Последнее, о чем я еще успеваю подумать, это — о замках. Осветив карманным фонарем дверь, я убедился, что она действительно закрывается на ключ. И притом замок — европейский. Но вот что удивительно: в Африке все замки врезаются в двери вверх ногами, то есть так, чтобы ключ вставлялся бородкой кверху. Причем это делается одинаково как у черного, так и у белого населения. В этом есть, правда, и преимущество: если дверь захлопывается, ключ не выпадает. Но я никак не могу привыкнуть к тому, что, для того чтобы отпереть, нужно повернуть ключ в обратную сторону. Ведь автоматизм подобных движений у каждого вырабатывается с детства.
Не знаю, додумал ли я до конца эту мысль, потому что под далекий глухой стон барабанов мои глаза закрылись и я сладко уснул.
Глава четвертая
В гостях у бегемотов реки Бандама
Километр за километром мы удаляемся от самого последнего, затерянного на краю света африканского поселения, направляясь прямо в открытую раскаленную солнцем степь… Движемся мы по-прежнему гуськом, потому что тропинка, вытоптанная в пожухлой траве либо охотниками, либо рыболовами, слишком узка, чтобы идти иначе. Наш черный проводник, возглавляющий колонну, задает довольно-таки быстрый темп. То слева, то справа, на некотором расстоянии от нашей тропинки, возникают манящие прохладой маленькие рощицы или куртины деревьев, произрастающие здесь в низинах, где грунтовые воды подступают близко к поверхности земли, или возле небольших, в этот сезон почти пересохших ручьев.
Я собираюсь впервые в жизни понаблюдать за свободно живущими бегемотами. Момент для меня очень волнующий. Ведь увидеть бегемотов в стране Берега Слоновой Кости — дело отнюдь не простое: здесь ведь повсюду охотятся. Поэтому эти колоссы ушли из всех более или менее населенных мест и стали очень пугливыми и осторожными. Вот почему нам и пришлось так далеко забираться в глубь страны в надежде, что все-таки удастся их повидать. Неужели наши усилия окажутся напрасными?
Вот уже несколько дней мне почему-то больно садиться — может быть, фурункул? Но все это время я не раздевался и поэтому не имел случая посмотреть, в чем там дело… А кроме того, у меня еще и гвоздь в сапоге объявился — колет, проклятый, всю дорогу! Но останавливаться я не хочу — мы ведь решили еще до обеда добраться до реки Бандама.

*Собранные данные*
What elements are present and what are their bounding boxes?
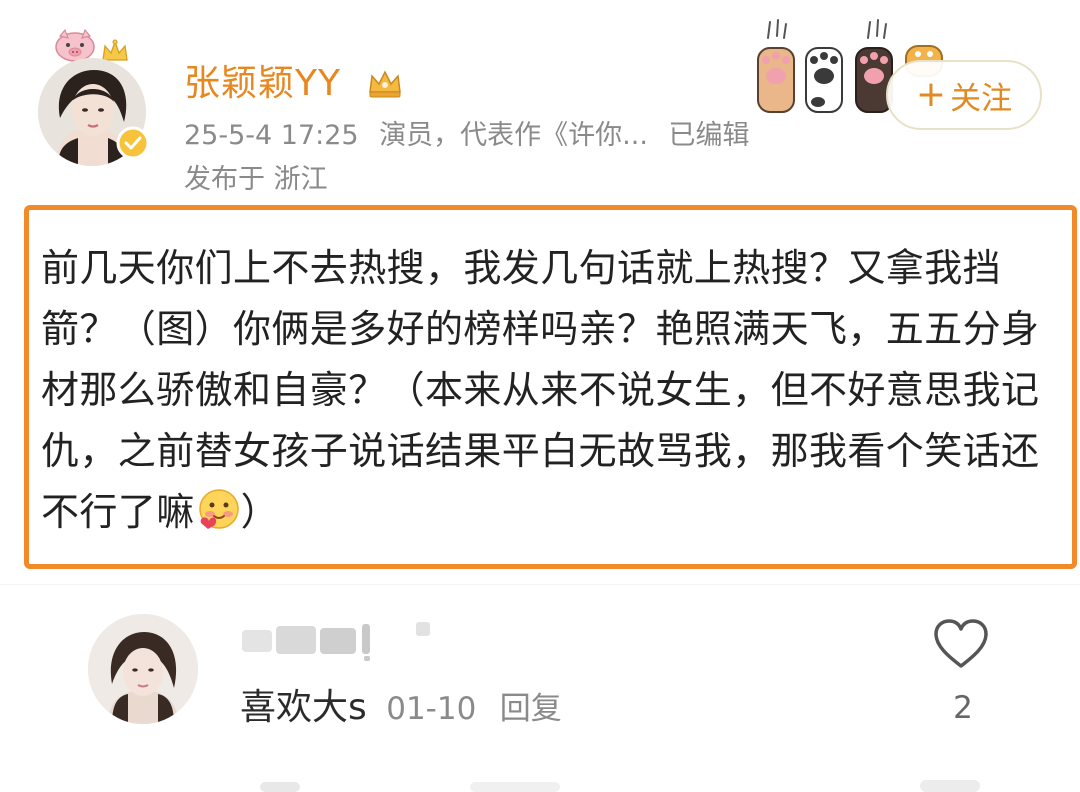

*Условие задания*
Отредактируйте приведённый отрывок: перепишите его, начиная со слов «Последнее, о чем» и продолжая до слов «вырабатывается с детства.», и замените «европейский» на «английский». Материал никак не связан с отрывком.

*Правильный ответ*
Последнее, о чем я еще успеваю подумать, это — о замках. Осветив карманным фонарем дверь, я убедился, что она действительно закрывается на ключ. И притом замок — английский. Но вот что удивительно: в Африке все замки врезаются в двери вверх ногами, то есть так, чтобы ключ вставлялся бородкой кверху. Причем это делается одинаково как у черного, так и у белого населения. В этом есть, правда, и преимущество: если дверь захлопывается, ключ не выпадает. Но я никак не могу привыкнуть к тому, что, для того чтобы отпереть, нужно повернуть ключ в обратную сторону. Ведь автоматизм подобных движений у каждого вырабатывается с детства.